══ DATA RECORDS

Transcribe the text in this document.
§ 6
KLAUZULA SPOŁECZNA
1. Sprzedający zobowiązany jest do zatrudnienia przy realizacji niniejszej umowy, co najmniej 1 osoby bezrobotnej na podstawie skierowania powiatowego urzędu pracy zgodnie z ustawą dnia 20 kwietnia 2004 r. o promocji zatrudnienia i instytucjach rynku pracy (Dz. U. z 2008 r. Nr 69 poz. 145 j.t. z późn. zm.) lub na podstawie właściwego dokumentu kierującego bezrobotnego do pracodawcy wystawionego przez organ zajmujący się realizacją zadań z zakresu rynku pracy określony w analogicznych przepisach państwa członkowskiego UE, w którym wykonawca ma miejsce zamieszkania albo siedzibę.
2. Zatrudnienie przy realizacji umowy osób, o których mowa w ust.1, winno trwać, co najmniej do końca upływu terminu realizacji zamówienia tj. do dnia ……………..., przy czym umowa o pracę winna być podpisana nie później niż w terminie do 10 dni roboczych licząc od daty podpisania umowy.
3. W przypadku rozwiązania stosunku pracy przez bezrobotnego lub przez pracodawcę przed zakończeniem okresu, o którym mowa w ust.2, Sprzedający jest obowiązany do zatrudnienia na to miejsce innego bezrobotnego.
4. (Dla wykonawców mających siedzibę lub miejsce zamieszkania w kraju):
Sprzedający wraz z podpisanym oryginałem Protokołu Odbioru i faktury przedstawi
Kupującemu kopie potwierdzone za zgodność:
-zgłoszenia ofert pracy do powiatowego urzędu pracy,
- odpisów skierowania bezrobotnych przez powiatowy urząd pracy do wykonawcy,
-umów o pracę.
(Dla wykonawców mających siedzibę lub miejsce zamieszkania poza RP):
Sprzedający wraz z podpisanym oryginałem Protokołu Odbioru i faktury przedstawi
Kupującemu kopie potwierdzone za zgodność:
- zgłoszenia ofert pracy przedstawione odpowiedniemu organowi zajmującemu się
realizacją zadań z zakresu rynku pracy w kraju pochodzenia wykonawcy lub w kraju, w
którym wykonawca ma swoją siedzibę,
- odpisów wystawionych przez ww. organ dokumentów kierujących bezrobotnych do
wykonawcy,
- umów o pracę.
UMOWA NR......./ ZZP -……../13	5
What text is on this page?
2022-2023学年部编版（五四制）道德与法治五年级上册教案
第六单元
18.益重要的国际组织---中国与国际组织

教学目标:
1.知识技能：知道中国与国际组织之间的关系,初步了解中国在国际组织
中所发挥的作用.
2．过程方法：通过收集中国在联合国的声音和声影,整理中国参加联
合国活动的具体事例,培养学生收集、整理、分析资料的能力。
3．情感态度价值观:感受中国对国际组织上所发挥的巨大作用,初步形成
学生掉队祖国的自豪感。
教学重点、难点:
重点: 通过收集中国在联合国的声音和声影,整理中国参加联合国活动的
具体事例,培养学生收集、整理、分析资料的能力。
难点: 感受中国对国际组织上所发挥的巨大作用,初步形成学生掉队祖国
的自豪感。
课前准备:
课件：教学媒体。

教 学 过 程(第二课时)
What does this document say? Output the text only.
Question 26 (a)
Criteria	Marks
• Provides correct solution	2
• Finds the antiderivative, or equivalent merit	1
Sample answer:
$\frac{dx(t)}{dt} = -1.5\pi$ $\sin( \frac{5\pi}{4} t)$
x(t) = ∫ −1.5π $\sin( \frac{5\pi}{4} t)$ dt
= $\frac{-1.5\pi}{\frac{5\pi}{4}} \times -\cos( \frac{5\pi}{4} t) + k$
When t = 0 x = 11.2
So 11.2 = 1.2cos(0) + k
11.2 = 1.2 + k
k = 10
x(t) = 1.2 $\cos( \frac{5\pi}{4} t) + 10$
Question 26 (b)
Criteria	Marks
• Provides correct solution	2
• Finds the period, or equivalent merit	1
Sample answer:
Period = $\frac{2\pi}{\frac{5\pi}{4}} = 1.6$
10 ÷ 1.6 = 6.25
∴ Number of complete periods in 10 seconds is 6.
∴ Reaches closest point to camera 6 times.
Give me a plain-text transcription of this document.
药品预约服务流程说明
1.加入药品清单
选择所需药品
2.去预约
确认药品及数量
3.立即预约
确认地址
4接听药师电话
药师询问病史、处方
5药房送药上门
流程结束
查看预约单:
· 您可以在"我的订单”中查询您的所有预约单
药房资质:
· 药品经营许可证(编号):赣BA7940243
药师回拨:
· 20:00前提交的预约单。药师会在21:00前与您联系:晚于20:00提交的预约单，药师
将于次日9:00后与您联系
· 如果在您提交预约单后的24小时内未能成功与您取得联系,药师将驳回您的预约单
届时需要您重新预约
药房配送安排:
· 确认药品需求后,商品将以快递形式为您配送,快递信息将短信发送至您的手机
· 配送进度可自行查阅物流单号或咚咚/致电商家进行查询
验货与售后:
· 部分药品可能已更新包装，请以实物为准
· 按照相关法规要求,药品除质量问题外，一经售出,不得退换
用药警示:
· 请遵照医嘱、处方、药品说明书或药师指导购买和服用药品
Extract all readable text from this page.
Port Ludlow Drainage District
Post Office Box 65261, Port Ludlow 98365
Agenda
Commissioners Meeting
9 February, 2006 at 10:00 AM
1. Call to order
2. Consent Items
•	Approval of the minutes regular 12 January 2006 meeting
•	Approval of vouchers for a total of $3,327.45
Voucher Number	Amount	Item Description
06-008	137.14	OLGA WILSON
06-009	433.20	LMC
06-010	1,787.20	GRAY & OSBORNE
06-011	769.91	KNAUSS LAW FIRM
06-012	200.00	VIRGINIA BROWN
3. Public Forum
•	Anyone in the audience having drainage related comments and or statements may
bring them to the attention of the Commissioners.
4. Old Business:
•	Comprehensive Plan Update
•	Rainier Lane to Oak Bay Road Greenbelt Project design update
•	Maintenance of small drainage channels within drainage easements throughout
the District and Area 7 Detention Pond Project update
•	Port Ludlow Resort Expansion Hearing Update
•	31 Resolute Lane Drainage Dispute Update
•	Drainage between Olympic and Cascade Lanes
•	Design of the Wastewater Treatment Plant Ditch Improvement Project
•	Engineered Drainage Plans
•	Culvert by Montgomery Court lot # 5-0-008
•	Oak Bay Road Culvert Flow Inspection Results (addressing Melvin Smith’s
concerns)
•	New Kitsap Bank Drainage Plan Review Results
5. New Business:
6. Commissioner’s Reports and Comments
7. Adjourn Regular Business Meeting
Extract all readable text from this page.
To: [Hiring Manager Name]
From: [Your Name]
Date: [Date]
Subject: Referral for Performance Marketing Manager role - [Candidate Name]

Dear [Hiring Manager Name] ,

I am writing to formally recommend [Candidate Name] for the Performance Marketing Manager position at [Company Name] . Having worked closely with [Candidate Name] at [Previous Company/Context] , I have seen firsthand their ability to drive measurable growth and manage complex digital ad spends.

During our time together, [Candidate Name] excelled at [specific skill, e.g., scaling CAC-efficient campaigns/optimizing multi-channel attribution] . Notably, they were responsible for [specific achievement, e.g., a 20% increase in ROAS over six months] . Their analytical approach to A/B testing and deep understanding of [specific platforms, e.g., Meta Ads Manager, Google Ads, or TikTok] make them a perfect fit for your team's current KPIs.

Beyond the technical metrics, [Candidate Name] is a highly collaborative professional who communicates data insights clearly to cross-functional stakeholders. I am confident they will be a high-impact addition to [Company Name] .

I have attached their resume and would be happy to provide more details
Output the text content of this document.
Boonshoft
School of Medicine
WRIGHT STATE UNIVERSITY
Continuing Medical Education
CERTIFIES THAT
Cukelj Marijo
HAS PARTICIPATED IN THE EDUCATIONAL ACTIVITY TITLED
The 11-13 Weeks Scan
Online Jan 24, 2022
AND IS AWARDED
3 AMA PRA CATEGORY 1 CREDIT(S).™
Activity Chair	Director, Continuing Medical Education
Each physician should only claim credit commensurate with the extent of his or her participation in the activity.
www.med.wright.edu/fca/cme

════

> **WHAT YOU NEED TO DO**: Lines holding the word "have" in the entries above are the ones to pull out. Copy them all.

> **OUTPUT OF THE TASK**:
I am writing to formally recommend [Candidate Name] for the Performance Marketing Manager position at [Company Name] . Having worked closely with [Candidate Name] at [Previous Company/Context] , I have seen firsthand their ability to drive measurable growth and manage complex digital ad spends.
I have attached their resume and would be happy to provide more details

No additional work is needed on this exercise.